SET TASK —
Lift out each line of the data that holds "balance".
● ● ●
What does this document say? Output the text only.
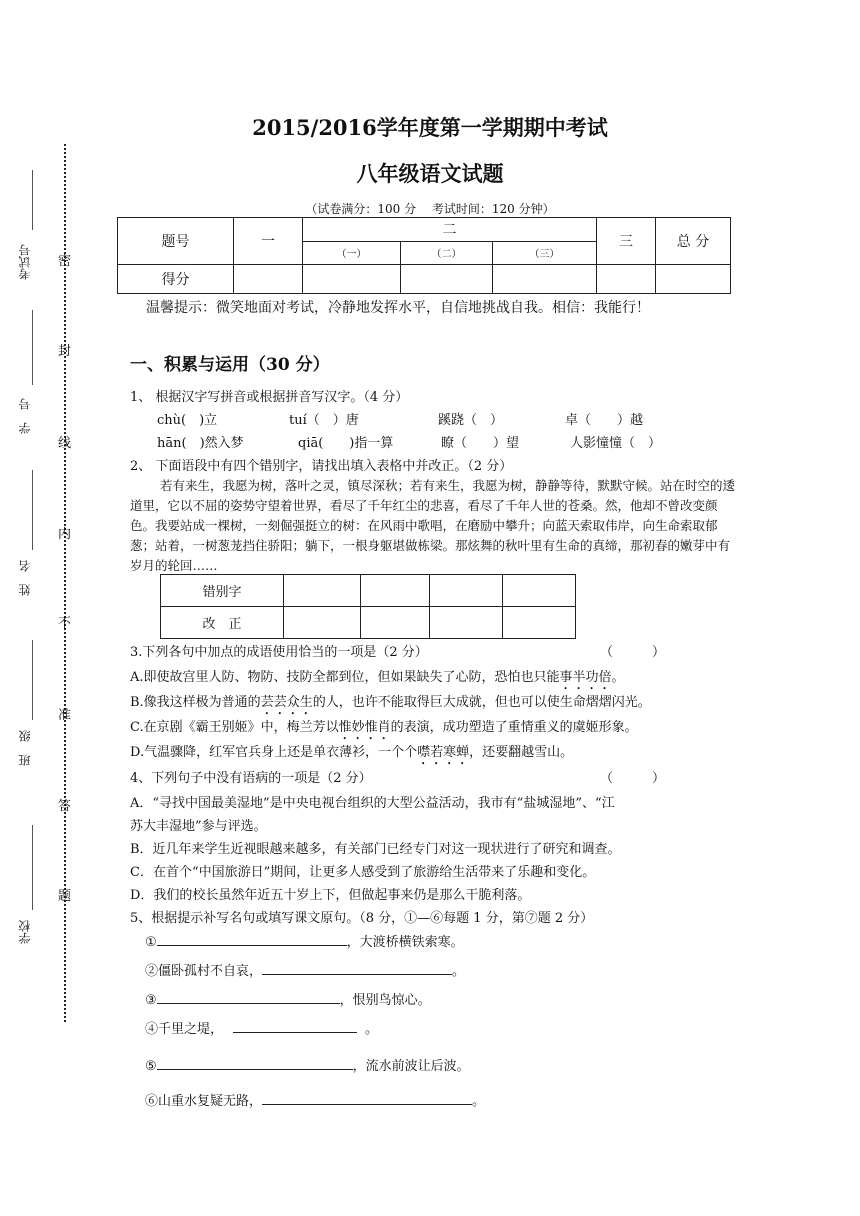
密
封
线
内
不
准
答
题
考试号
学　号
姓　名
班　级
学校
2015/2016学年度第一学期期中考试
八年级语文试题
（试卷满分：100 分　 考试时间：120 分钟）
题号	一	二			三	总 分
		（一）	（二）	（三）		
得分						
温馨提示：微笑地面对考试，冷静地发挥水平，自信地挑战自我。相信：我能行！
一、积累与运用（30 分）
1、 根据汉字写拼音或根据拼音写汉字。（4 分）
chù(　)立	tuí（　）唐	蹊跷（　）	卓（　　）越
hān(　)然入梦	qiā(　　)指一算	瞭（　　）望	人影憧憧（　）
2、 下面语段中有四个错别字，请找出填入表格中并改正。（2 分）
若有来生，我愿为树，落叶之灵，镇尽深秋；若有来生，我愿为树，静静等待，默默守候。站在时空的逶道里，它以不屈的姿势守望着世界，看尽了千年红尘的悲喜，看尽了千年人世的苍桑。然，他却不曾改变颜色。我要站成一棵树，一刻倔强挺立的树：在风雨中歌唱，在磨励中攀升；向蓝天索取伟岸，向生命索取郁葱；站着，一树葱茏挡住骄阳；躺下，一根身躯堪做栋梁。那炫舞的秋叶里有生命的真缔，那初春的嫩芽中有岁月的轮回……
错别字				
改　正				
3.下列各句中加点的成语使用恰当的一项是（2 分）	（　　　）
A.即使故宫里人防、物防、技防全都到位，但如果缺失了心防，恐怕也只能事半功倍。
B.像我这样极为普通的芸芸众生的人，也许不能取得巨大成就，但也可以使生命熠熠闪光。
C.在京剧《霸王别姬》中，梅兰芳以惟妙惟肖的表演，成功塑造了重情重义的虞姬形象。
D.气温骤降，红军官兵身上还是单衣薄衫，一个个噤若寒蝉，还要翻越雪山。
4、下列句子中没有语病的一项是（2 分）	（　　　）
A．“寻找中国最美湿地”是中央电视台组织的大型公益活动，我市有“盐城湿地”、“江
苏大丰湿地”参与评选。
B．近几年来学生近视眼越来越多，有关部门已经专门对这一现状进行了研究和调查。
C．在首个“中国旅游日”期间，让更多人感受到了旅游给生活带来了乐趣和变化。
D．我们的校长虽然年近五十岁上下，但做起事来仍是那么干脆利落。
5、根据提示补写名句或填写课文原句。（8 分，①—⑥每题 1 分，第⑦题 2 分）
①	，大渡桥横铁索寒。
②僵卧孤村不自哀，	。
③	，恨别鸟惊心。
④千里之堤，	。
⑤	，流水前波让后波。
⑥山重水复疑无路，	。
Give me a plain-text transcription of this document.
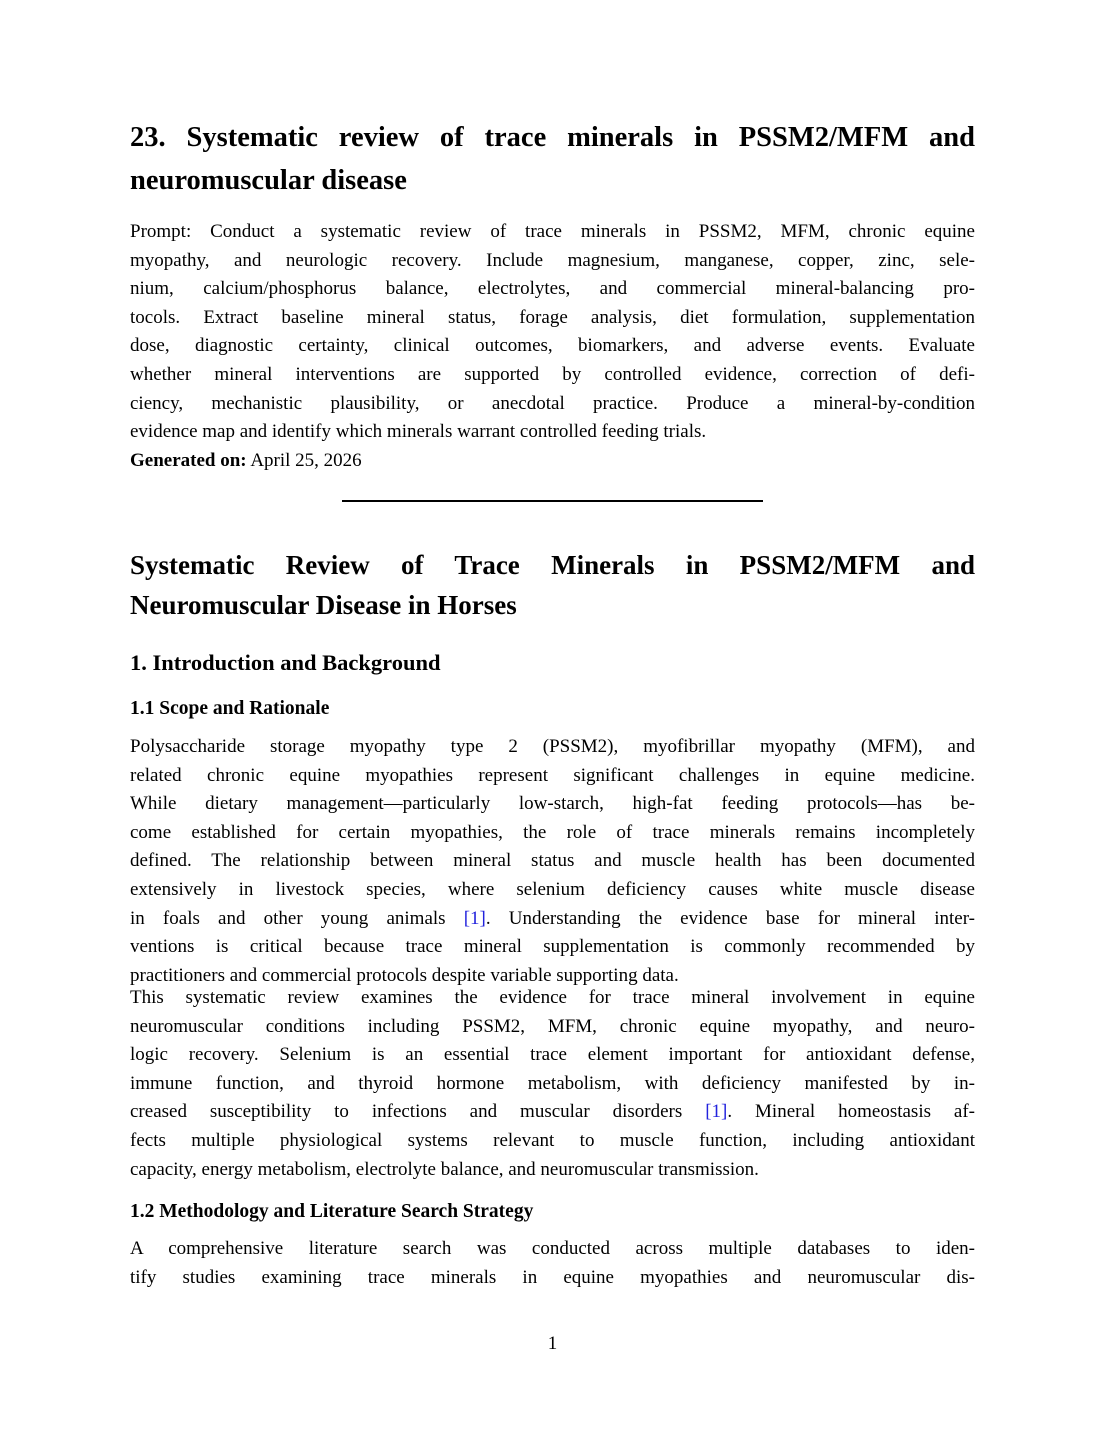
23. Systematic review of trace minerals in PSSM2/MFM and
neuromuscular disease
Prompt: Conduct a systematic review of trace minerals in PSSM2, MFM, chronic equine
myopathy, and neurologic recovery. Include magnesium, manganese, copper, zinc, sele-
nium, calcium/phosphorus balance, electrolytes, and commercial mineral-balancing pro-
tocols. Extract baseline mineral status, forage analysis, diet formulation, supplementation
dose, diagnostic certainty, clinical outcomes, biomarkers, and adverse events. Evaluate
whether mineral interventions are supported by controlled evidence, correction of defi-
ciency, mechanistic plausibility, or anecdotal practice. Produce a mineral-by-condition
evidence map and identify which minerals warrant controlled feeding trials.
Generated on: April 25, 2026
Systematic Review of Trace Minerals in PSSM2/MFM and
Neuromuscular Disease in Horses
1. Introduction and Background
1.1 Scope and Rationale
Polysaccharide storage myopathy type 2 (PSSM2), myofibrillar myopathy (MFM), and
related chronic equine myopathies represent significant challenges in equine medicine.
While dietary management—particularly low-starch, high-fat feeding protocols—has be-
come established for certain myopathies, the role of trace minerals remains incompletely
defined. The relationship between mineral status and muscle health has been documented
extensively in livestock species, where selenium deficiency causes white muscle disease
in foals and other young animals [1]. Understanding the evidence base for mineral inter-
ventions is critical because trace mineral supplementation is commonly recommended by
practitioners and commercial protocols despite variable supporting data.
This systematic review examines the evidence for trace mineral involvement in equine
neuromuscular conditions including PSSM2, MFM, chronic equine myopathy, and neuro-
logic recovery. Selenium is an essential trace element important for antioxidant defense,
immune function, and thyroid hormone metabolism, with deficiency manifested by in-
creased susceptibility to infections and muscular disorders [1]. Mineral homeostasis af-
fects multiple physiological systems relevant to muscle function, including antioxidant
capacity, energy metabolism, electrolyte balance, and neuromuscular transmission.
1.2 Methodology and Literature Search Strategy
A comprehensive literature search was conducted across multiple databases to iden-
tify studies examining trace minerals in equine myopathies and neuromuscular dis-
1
● ● ●
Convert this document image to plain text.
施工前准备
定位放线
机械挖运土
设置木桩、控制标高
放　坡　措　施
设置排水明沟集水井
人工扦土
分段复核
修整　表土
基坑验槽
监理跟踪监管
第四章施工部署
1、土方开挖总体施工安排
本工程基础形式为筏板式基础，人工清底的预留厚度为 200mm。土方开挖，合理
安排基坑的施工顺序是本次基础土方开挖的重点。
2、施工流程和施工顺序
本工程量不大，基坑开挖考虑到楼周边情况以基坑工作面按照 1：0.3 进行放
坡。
● ● ●
WRITTEN RESPONSE —
nium, calcium/phosphorus balance, electrolytes, and commercial mineral-balancing pro-
capacity, energy metabolism, electrolyte balance, and neuromuscular transmission.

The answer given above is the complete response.